Instructions to follow:
Can you rewrite these records with every "shared-folder-icon" renamed to "team-folder-icon" and everything else unchanged? Leave the pictures out of your answer.
----- Information shown
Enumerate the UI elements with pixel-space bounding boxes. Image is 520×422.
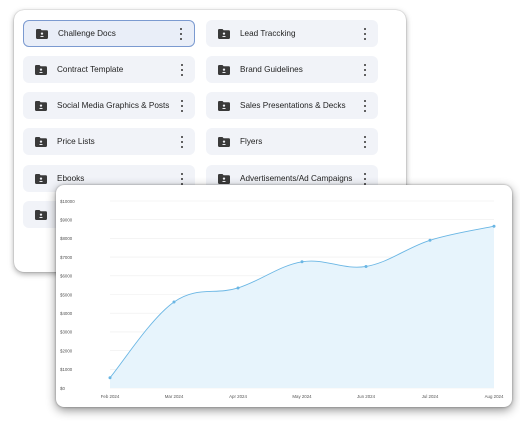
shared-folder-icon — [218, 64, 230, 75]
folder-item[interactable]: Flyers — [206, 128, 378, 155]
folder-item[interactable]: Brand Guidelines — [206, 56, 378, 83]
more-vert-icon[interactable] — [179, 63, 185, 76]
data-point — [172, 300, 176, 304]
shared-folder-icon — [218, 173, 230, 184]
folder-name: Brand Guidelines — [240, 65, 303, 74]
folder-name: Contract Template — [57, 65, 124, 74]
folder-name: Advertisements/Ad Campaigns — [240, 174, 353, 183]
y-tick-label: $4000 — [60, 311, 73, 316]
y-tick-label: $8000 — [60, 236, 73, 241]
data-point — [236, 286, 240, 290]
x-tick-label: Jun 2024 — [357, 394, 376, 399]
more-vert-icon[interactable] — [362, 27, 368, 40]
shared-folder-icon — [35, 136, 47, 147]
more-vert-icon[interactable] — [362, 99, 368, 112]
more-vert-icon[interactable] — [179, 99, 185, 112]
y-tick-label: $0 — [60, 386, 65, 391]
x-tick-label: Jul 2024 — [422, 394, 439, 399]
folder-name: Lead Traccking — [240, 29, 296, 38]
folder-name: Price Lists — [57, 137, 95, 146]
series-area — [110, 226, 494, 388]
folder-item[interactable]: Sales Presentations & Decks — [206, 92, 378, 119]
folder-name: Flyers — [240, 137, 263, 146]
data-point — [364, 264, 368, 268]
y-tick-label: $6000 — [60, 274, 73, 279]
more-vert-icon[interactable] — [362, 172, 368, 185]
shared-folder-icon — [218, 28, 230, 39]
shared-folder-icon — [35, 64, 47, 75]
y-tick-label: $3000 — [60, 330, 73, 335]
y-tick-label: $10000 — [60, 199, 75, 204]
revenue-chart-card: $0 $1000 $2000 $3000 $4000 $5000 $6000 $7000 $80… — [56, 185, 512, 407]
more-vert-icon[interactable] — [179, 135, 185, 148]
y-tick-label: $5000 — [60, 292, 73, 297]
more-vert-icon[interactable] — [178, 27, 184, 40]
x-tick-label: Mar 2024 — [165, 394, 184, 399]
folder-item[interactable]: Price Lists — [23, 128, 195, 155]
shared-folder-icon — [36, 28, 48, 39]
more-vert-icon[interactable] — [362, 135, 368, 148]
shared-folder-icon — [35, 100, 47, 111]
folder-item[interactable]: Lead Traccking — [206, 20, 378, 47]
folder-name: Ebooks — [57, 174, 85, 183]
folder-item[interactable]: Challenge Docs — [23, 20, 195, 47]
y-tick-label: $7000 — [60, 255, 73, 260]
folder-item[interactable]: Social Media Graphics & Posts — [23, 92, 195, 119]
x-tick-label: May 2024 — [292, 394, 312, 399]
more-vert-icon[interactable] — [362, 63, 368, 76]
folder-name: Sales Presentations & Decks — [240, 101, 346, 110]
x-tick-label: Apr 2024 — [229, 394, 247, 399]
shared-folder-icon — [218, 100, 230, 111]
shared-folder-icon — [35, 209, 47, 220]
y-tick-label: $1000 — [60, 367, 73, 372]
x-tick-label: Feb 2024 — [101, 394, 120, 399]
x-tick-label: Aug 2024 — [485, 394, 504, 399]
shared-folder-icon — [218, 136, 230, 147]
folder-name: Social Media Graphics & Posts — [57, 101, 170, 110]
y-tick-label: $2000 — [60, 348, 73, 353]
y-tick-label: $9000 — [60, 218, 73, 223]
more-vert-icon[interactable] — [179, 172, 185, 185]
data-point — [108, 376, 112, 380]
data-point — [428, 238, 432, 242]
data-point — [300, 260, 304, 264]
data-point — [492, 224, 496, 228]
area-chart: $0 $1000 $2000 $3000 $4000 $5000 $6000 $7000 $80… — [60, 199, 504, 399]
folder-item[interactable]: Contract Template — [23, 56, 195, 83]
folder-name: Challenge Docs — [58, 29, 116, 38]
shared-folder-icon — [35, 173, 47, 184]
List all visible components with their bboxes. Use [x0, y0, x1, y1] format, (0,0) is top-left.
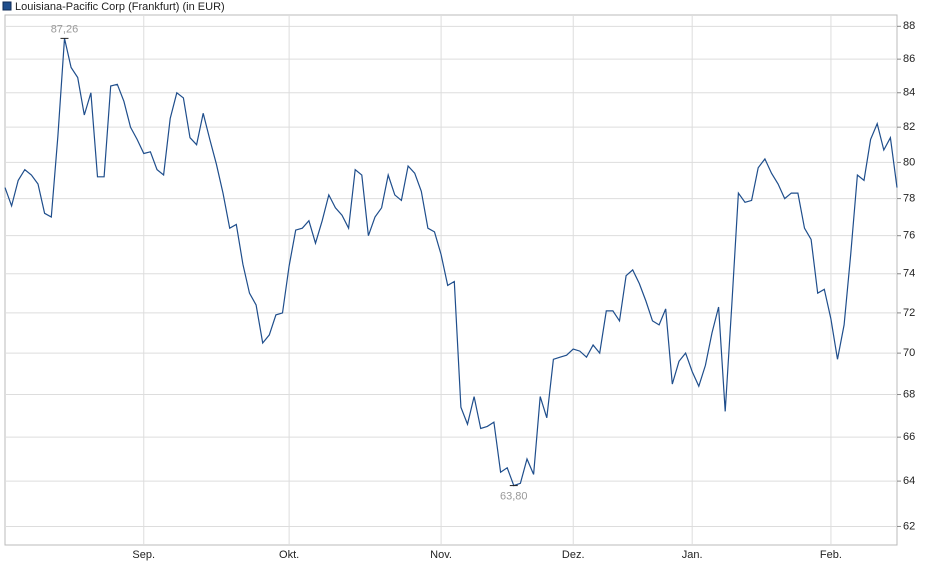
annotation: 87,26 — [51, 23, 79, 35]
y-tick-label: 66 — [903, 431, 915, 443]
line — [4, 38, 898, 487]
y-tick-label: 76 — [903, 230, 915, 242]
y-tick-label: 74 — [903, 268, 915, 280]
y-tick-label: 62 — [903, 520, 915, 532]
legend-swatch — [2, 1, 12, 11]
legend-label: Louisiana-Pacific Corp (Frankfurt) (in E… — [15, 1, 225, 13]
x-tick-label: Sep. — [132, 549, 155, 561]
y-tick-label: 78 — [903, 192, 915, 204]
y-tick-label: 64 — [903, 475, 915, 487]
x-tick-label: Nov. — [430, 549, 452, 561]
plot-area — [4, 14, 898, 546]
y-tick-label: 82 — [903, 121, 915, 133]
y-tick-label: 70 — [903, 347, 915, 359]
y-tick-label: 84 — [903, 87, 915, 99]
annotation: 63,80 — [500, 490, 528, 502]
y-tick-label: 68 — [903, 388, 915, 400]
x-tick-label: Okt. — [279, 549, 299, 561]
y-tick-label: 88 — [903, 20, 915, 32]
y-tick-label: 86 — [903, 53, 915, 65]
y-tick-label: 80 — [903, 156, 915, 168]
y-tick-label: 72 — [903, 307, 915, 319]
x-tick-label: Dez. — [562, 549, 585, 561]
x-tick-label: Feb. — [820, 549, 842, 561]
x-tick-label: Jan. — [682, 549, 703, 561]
----------
Result of the exercise:
Enumerate the UI elements with pixel-space bounding boxes. Image is 520×422.
team-folder-icon — [218, 64, 230, 75]
folder-item[interactable]: Flyers — [206, 128, 378, 155]
folder-item[interactable]: Brand Guidelines — [206, 56, 378, 83]
more-vert-icon[interactable] — [179, 63, 185, 76]
data-point — [172, 300, 176, 304]
team-folder-icon — [218, 173, 230, 184]
folder-name: Brand Guidelines — [240, 65, 303, 74]
folder-name: Contract Template — [57, 65, 124, 74]
folder-name: Advertisements/Ad Campaigns — [240, 174, 353, 183]
y-tick-label: $4000 — [60, 311, 73, 316]
y-tick-label: $8000 — [60, 236, 73, 241]
data-point — [236, 286, 240, 290]
x-tick-label: Jun 2024 — [357, 394, 376, 399]
more-vert-icon[interactable] — [362, 27, 368, 40]
team-folder-icon — [35, 136, 47, 147]
more-vert-icon[interactable] — [362, 99, 368, 112]
more-vert-icon[interactable] — [179, 99, 185, 112]
y-tick-label: $0 — [60, 386, 65, 391]
x-tick-label: Jul 2024 — [422, 394, 439, 399]
folder-name: Lead Traccking — [240, 29, 296, 38]
folder-name: Price Lists — [57, 137, 95, 146]
series-area — [110, 226, 494, 388]
folder-item[interactable]: Sales Presentations & Decks — [206, 92, 378, 119]
folder-name: Flyers — [240, 137, 263, 146]
data-point — [364, 264, 368, 268]
y-tick-label: $6000 — [60, 274, 73, 279]
more-vert-icon[interactable] — [362, 172, 368, 185]
team-folder-icon — [218, 28, 230, 39]
team-folder-icon — [35, 64, 47, 75]
y-tick-label: $3000 — [60, 330, 73, 335]
y-tick-label: $10000 — [60, 199, 75, 204]
revenue-chart-card: $0 $1000 $2000 $3000 $4000 $5000 $6000 $7000 $80… — [56, 185, 512, 407]
more-vert-icon[interactable] — [179, 135, 185, 148]
y-tick-label: $5000 — [60, 292, 73, 297]
more-vert-icon[interactable] — [178, 27, 184, 40]
x-tick-label: Mar 2024 — [165, 394, 184, 399]
folder-item[interactable]: Price Lists — [23, 128, 195, 155]
team-folder-icon — [36, 28, 48, 39]
more-vert-icon[interactable] — [362, 135, 368, 148]
team-folder-icon — [35, 100, 47, 111]
folder-item[interactable]: Lead Traccking — [206, 20, 378, 47]
folder-name: Ebooks — [57, 174, 85, 183]
folder-item[interactable]: Challenge Docs — [23, 20, 195, 47]
y-tick-label: $7000 — [60, 255, 73, 260]
folder-item[interactable]: Social Media Graphics & Posts — [23, 92, 195, 119]
x-tick-label: May 2024 — [292, 394, 312, 399]
more-vert-icon[interactable] — [362, 63, 368, 76]
folder-name: Sales Presentations & Decks — [240, 101, 346, 110]
x-tick-label: Apr 2024 — [229, 394, 247, 399]
team-folder-icon — [218, 100, 230, 111]
team-folder-icon — [35, 209, 47, 220]
y-tick-label: $1000 — [60, 367, 73, 372]
x-tick-label: Feb 2024 — [101, 394, 120, 399]
x-tick-label: Aug 2024 — [485, 394, 504, 399]
team-folder-icon — [218, 136, 230, 147]
folder-name: Social Media Graphics & Posts — [57, 101, 170, 110]
y-tick-label: $2000 — [60, 348, 73, 353]
y-tick-label: $9000 — [60, 218, 73, 223]
more-vert-icon[interactable] — [179, 172, 185, 185]
data-point — [108, 376, 112, 380]
data-point — [428, 238, 432, 242]
data-point — [300, 260, 304, 264]
data-point — [492, 224, 496, 228]
area-chart: $0 $1000 $2000 $3000 $4000 $5000 $6000 $7000 $80… — [60, 199, 504, 399]
folder-item[interactable]: Contract Template — [23, 56, 195, 83]
folder-name: Challenge Docs — [58, 29, 116, 38]
team-folder-icon — [35, 173, 47, 184]
List all visible components with their bboxes. Use [x0, y0, x1, y1] format, (0,0) is top-left.
annotation: 87,26 — [51, 23, 79, 35]
y-tick-label: 66 — [903, 431, 915, 443]
line — [4, 38, 898, 487]
y-tick-label: 76 — [903, 230, 915, 242]
y-tick-label: 74 — [903, 268, 915, 280]
y-tick-label: 62 — [903, 520, 915, 532]
legend-swatch — [2, 1, 12, 11]
legend-label: Louisiana-Pacific Corp (Frankfurt) (in E… — [15, 1, 225, 13]
x-tick-label: Sep. — [132, 549, 155, 561]
y-tick-label: 78 — [903, 192, 915, 204]
y-tick-label: 64 — [903, 475, 915, 487]
x-tick-label: Nov. — [430, 549, 452, 561]
plot-area — [4, 14, 898, 546]
y-tick-label: 82 — [903, 121, 915, 133]
y-tick-label: 70 — [903, 347, 915, 359]
y-tick-label: 84 — [903, 87, 915, 99]
annotation: 63,80 — [500, 490, 528, 502]
y-tick-label: 68 — [903, 388, 915, 400]
x-tick-label: Okt. — [279, 549, 299, 561]
y-tick-label: 88 — [903, 20, 915, 32]
y-tick-label: 86 — [903, 53, 915, 65]
y-tick-label: 80 — [903, 156, 915, 168]
y-tick-label: 72 — [903, 307, 915, 319]
x-tick-label: Dez. — [562, 549, 585, 561]
x-tick-label: Feb. — [820, 549, 842, 561]
x-tick-label: Jan. — [682, 549, 703, 561]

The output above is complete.